* **The request**: Write the records out again, keeping each line exactly as it is.

# START OF Source data

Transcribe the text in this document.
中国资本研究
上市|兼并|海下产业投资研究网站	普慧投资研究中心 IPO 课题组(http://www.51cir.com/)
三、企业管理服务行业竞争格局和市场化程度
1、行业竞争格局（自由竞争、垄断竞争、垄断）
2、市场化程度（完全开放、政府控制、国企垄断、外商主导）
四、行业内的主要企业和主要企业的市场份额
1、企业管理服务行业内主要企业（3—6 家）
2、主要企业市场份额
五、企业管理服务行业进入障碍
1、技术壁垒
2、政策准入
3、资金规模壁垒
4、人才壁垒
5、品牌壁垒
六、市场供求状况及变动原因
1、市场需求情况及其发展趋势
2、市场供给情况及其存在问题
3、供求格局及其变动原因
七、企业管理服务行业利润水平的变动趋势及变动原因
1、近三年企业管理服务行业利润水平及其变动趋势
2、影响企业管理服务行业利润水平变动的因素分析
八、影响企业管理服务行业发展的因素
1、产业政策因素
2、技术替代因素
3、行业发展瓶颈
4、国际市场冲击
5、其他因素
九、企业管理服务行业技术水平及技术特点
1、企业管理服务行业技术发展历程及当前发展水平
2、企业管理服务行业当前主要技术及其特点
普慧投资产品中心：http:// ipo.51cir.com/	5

# END OF Source data

* **Final answer**:
Transcribe the text in this document.
中国资本研究
上市|兼并|海下产业投资研究网站	普慧投资研究中心 IPO 课题组(http://www.51cir.com/)
三、企业管理服务行业竞争格局和市场化程度
1、行业竞争格局（自由竞争、垄断竞争、垄断）
2、市场化程度（完全开放、政府控制、国企垄断、外商主导）
四、行业内的主要企业和主要企业的市场份额
1、企业管理服务行业内主要企业（3—6 家）
2、主要企业市场份额
五、企业管理服务行业进入障碍
1、技术壁垒
2、政策准入
3、资金规模壁垒
4、人才壁垒
5、品牌壁垒
六、市场供求状况及变动原因
1、市场需求情况及其发展趋势
2、市场供给情况及其存在问题
3、供求格局及其变动原因
七、企业管理服务行业利润水平的变动趋势及变动原因
1、近三年企业管理服务行业利润水平及其变动趋势
2、影响企业管理服务行业利润水平变动的因素分析
八、影响企业管理服务行业发展的因素
1、产业政策因素
2、技术替代因素
3、行业发展瓶颈
4、国际市场冲击
5、其他因素
九、企业管理服务行业技术水平及技术特点
1、企业管理服务行业技术发展历程及当前发展水平
2、企业管理服务行业当前主要技术及其特点
普慧投资产品中心：http:// ipo.51cir.com/	5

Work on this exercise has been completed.